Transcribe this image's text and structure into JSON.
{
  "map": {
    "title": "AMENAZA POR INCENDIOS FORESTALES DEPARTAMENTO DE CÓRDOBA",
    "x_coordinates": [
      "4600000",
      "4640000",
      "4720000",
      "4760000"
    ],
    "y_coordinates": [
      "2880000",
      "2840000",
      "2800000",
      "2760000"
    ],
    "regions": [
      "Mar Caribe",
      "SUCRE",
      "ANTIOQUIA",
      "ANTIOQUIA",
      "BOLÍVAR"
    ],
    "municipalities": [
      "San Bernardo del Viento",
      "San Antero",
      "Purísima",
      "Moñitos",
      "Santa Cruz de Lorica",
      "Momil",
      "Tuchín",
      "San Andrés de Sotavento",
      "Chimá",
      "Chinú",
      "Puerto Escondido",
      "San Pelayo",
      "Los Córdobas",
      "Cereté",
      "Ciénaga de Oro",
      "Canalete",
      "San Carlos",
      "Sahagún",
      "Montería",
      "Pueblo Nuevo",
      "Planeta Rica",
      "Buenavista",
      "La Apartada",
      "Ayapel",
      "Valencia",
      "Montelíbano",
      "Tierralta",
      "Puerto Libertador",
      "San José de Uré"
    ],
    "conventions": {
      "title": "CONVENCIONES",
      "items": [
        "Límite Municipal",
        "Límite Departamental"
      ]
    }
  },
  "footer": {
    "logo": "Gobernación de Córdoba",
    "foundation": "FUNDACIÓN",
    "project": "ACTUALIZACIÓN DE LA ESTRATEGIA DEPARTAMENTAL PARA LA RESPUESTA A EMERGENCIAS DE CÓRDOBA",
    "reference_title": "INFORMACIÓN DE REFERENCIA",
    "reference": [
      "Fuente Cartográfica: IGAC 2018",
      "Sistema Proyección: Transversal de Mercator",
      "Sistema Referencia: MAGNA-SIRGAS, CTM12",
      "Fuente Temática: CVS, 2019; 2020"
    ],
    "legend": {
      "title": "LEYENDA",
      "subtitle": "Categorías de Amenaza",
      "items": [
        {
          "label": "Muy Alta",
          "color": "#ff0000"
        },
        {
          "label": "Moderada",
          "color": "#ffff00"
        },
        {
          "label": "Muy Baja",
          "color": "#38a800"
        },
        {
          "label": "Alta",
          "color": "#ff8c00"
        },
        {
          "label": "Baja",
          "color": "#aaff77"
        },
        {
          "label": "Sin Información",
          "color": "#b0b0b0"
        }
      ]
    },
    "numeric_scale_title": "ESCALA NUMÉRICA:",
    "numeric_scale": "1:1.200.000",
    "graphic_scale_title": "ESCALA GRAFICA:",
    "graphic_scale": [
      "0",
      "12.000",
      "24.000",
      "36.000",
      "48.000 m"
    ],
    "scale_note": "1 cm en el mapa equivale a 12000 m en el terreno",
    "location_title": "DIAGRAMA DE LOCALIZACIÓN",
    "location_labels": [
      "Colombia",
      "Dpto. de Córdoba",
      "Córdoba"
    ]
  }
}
******************************
● **WRITTEN EXERCISE**
Read the entries and show each line that mentions "Fuente".

● **EXERCISE ANSWER**
      "Fuente Cartográfica: IGAC 2018",
      "Fuente Temática: CVS, 2019; 2020"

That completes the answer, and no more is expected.